Text provided -
- Opening Delimiter -
R.I. lodging, restaurants continue to see modest growth in 2013
FROM LEFT TO RIGHT: Angelo De Peri, R.I. Hospitality Association board chairman; Rachel J. Roginsky, principal of the Pinnacle Advisory Group; Dale J. Venturini, R.I. Hospitality Association president and CEO; and B. Hudson Riehle, senior vice president of the Research and Knowledge Group.
PROVIDENCE – Slow, modest growth characterized the past year in the Rhode Island lodging and restaurant industries, and more of the same is forecast for 2014, according to experts speaking at the Rhode Island Hospitality Association’s 10th annual Economic Outlook Breakfast.
The event was held Thursday morning at the Rhode Island Convention Center.
“I wake up every morning optimistic and my optimism is proven,” said Dale J. Venturini, president and CEO of the Cranston-based association. “We have growth. It’s slow, but it’s continuing.”
The restaurant industry nationwide is poised to register its fourth consecutive year of real sales growth in 2013, though it is more modest compared with how the industry has performed historically, said B. Hudson Riehle, senior vice president for the Research and Knowledge Group at the Washington, D.C.-based National Restaurant Association.
Total food sales for the country are projected to reach a record high of $660 billion by the end of this year, a 3.8 increase over last year, he said. But, adjusted for inflation, that growth comes in at only 0.8 percent, down slightly compared with last year, and flat overall, he said – a challenge for the industry.
Restaurant sales growth for Rhode Island is projected for the full year of 2013 at 2.5 percent, one of the lowest rates in the country, he said. However, restaurant employment growth over the next two decades is projected at 6.5 percent – healthier than some states but worse than others.
While Rhode Island largely mirrors the country, broadly speaking, Riehle said, the state is projected to remain stable in population growth, which he puts at 0.2 percent, and will see improvement in disposal income, from 0.8 percent this year to 2 percent in 2014. Broadly, the western and southern states have experienced the greatest population growth, he said.
- Closing Delimiter -
Supplied data -
- Opening Delimiter -
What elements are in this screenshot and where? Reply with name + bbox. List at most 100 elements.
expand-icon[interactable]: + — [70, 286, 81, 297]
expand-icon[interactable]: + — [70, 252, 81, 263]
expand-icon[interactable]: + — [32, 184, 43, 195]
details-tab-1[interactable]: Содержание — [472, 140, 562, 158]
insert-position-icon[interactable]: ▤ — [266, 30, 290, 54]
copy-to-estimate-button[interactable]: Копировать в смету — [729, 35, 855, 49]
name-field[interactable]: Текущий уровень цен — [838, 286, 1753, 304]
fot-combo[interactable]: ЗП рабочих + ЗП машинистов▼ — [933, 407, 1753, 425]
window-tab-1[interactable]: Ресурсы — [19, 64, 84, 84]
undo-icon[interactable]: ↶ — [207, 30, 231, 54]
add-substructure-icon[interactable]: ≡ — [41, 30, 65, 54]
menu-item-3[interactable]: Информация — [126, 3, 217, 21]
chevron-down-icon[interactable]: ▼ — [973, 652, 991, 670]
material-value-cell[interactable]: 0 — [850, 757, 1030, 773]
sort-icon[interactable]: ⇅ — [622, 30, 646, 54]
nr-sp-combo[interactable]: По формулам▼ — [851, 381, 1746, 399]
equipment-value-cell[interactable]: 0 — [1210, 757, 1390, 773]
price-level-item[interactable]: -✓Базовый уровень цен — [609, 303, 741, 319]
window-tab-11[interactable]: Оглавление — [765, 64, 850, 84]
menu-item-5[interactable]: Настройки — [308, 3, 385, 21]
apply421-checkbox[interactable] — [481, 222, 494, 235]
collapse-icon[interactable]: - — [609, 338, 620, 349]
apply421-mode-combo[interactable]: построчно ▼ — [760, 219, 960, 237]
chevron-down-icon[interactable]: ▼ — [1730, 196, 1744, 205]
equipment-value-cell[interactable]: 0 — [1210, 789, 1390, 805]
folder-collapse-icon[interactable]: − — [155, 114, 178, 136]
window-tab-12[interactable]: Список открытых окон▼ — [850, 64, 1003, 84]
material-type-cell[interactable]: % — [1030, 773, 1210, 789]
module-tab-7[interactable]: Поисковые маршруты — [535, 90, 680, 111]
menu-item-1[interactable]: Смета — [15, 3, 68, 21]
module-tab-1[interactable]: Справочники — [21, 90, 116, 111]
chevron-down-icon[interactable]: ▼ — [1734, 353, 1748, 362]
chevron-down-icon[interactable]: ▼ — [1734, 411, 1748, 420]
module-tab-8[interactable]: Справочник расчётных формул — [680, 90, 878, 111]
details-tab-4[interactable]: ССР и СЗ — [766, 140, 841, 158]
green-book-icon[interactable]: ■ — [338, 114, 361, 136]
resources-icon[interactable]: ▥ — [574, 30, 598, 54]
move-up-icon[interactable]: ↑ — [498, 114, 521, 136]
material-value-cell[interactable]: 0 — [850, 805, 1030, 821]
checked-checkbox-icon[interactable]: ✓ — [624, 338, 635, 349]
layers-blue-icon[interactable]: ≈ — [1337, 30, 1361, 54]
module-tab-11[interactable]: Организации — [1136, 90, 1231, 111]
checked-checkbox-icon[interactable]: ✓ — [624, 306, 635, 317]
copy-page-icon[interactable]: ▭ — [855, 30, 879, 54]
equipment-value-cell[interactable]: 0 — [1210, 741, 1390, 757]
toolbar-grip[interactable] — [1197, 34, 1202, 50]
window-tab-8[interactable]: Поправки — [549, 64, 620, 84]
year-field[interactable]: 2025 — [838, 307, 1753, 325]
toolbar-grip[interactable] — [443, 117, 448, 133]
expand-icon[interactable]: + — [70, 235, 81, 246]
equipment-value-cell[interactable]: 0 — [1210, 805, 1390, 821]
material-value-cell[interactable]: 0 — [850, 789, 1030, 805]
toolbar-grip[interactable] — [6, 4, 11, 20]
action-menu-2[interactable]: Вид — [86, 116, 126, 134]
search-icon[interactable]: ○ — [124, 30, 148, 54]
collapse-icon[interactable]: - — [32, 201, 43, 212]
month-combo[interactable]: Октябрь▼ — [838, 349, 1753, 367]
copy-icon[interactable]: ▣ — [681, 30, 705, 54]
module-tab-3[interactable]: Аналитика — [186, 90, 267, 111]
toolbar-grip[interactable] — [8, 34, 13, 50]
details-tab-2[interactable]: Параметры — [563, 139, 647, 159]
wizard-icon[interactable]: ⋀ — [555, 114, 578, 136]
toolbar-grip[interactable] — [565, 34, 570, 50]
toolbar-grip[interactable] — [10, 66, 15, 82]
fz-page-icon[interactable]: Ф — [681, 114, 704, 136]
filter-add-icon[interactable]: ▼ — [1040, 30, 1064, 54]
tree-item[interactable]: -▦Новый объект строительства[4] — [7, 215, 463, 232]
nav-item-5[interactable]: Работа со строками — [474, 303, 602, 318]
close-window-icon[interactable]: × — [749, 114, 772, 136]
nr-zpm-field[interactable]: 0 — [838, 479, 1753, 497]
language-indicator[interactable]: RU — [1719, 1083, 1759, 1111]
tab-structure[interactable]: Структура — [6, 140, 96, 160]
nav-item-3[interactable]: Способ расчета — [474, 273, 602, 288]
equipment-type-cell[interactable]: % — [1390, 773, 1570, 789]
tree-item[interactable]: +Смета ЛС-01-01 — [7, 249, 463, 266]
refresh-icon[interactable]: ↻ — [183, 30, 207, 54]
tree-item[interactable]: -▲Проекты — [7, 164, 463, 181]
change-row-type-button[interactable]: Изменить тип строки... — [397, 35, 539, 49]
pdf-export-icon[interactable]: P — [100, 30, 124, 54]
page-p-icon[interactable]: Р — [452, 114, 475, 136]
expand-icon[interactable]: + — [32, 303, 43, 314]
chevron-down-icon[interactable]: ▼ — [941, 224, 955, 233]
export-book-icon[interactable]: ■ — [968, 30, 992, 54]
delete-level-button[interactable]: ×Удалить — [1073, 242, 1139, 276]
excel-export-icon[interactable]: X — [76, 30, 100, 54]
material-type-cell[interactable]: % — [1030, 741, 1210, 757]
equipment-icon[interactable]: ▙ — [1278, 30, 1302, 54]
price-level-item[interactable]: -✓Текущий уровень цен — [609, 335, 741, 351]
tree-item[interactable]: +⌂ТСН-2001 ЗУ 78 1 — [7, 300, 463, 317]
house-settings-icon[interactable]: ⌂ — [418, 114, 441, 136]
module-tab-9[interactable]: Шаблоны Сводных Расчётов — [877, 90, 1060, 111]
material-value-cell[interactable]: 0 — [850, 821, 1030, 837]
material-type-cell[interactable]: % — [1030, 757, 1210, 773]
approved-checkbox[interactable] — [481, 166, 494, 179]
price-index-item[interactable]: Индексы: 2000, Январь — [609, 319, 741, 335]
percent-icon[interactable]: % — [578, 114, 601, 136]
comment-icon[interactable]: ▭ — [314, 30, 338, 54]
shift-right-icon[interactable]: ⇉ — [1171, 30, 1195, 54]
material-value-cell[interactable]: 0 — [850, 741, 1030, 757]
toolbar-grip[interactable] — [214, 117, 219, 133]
- Closing Delimiter -
Assigned task A -
In the article on Rhode Island's lodging and restaurant industries, what full-year 2013 restaurant sales growth rate is projected for Rhode Island?
Assigned task B -
Continue the article on Rhode Island's lodging and restaurant industries from its last sentence.

Written response A -
2.5 percent, one of the lowest rates in the country.

Written response B -
“It’s a mixed bag,” admitted Bahjat Y. Shariff, senior vice president of operations at Panera Bread, after the presentation. “I was hoping to see more population growth in Rhode Island. We’d like to see more employment in Rhode Island. [But] in general we’re growing.”
His company has seven eateries in the state and is poised to open an eighth, the state’s first drive-through, in Lincoln.
Lodging across the country is growing quicker than it is in Rhode Island, said Rachel J. Roginsky, principal of the Pinnacle Advisory Group, a hospitality consulting firm based in Boston. Her data comes from Smith Travel Research Inc.
“Long term, we’re not anywhere near where we were before [in terms of high growth], but we are seeing some positive trends for slow, modest growth,” Roginsky said.
For instance, in Providence, daily room rates and revenue per available room (RevPAR) are trending upward, though they’re still below their peak between 2004 and 2007.
“Corporate travelers are still very price sensitive and still shopping around so room rates are down, which is different than the rest of the country, but you do have RevPAR up,” she said.
There are similar positive trends in Warwick, but the average daily rate per room is “still way off,” she said. Likewise, no new supply of rooms is projected for Newport this year or in 2014, though the wedding market is strong and government room rates like those at the Navy base are projected to rise 6 percent next year.
The forecast “is encouraging,” said Mark Gervais, general manager of the Hotel Viking in Newport, after the meeting. “It’s not double digit growth, which we’d love to have, but it’s steady, and the fact that it’s growing is a great thing. We’ll take it.”